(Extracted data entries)
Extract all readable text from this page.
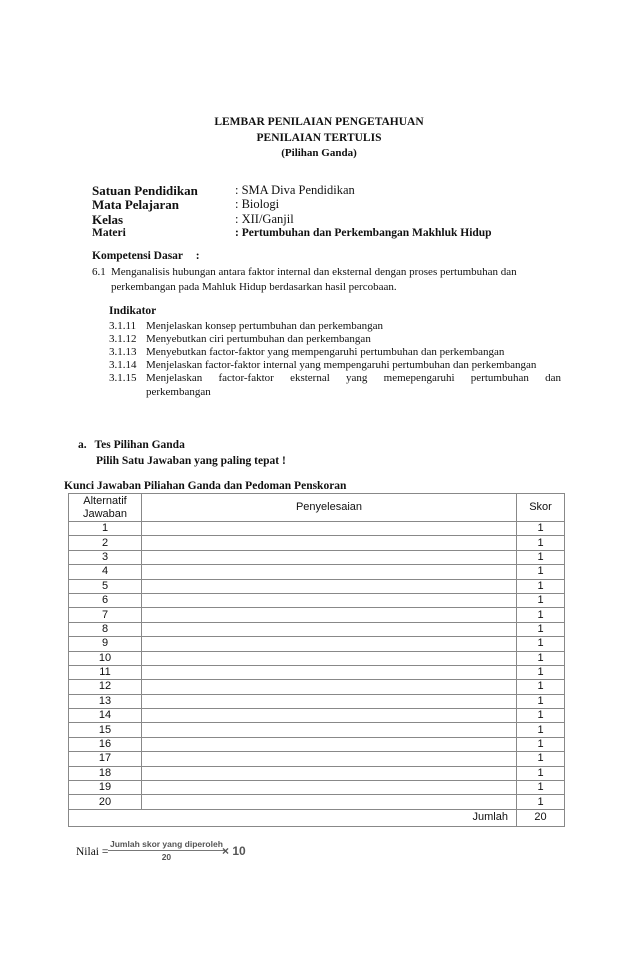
LEMBAR PENILAIAN PENGETAHUAN
PENILAIAN TERTULIS
(Pilihan Ganda)
Satuan Pendidikan	: SMA Diva Pendidikan
Mata Pelajaran	: Biologi
Kelas	: XII/Ganjil
Materi	: Pertumbuhan dan Perkembangan Makhluk Hidup
Kompetensi Dasar :
6.1 Menganalisis hubungan antara faktor internal dan eksternal dengan proses pertumbuhan dan
perkembangan pada Mahluk Hidup berdasarkan hasil percobaan.
Indikator
3.1.11 Menjelaskan konsep pertumbuhan dan perkembangan
3.1.12 Menyebutkan ciri pertumbuhan dan perkembangan
3.1.13 Menyebutkan factor-faktor yang mempengaruhi pertumbuhan dan perkembangan
3.1.14 Menjelaskan factor-faktor internal yang mempengaruhi pertumbuhan dan perkembangan
3.1.15 Menjelaskan factor-faktor eksternal yang memepengaruhi pertumbuhan dan
perkembangan
a. Tes Pilihan Ganda
Pilih Satu Jawaban yang paling tepat !
Kunci Jawaban Piliahan Ganda dan Pedoman Penskoran
Alternatif
Jawaban	Penyelesaian	Skor
1		1
2		1
3		1
4		1
5		1
6		1
7		1
8		1
9		1
10		1
11		1
12		1
13		1
14		1
15		1
16		1
17		1
18		1
19		1
20		1
Jumlah		20
Nilai =
Jumlah skor yang diperoleh
20	× 10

> **Goal**:
Leave the pictures out and print the records above exactly as they stand.

> **Task answer**:
Extract all readable text from this page.
LEMBAR PENILAIAN PENGETAHUAN
PENILAIAN TERTULIS
(Pilihan Ganda)
Satuan Pendidikan	: SMA Diva Pendidikan
Mata Pelajaran	: Biologi
Kelas	: XII/Ganjil
Materi	: Pertumbuhan dan Perkembangan Makhluk Hidup
Kompetensi Dasar :
6.1 Menganalisis hubungan antara faktor internal dan eksternal dengan proses pertumbuhan dan
perkembangan pada Mahluk Hidup berdasarkan hasil percobaan.
Indikator
3.1.11 Menjelaskan konsep pertumbuhan dan perkembangan
3.1.12 Menyebutkan ciri pertumbuhan dan perkembangan
3.1.13 Menyebutkan factor-faktor yang mempengaruhi pertumbuhan dan perkembangan
3.1.14 Menjelaskan factor-faktor internal yang mempengaruhi pertumbuhan dan perkembangan
3.1.15 Menjelaskan factor-faktor eksternal yang memepengaruhi pertumbuhan dan
perkembangan
a. Tes Pilihan Ganda
Pilih Satu Jawaban yang paling tepat !
Kunci Jawaban Piliahan Ganda dan Pedoman Penskoran
Alternatif
Jawaban	Penyelesaian	Skor
1		1
2		1
3		1
4		1
5		1
6		1
7		1
8		1
9		1
10		1
11		1
12		1
13		1
14		1
15		1
16		1
17		1
18		1
19		1
20		1
Jumlah		20
Nilai =
Jumlah skor yang diperoleh
20	× 10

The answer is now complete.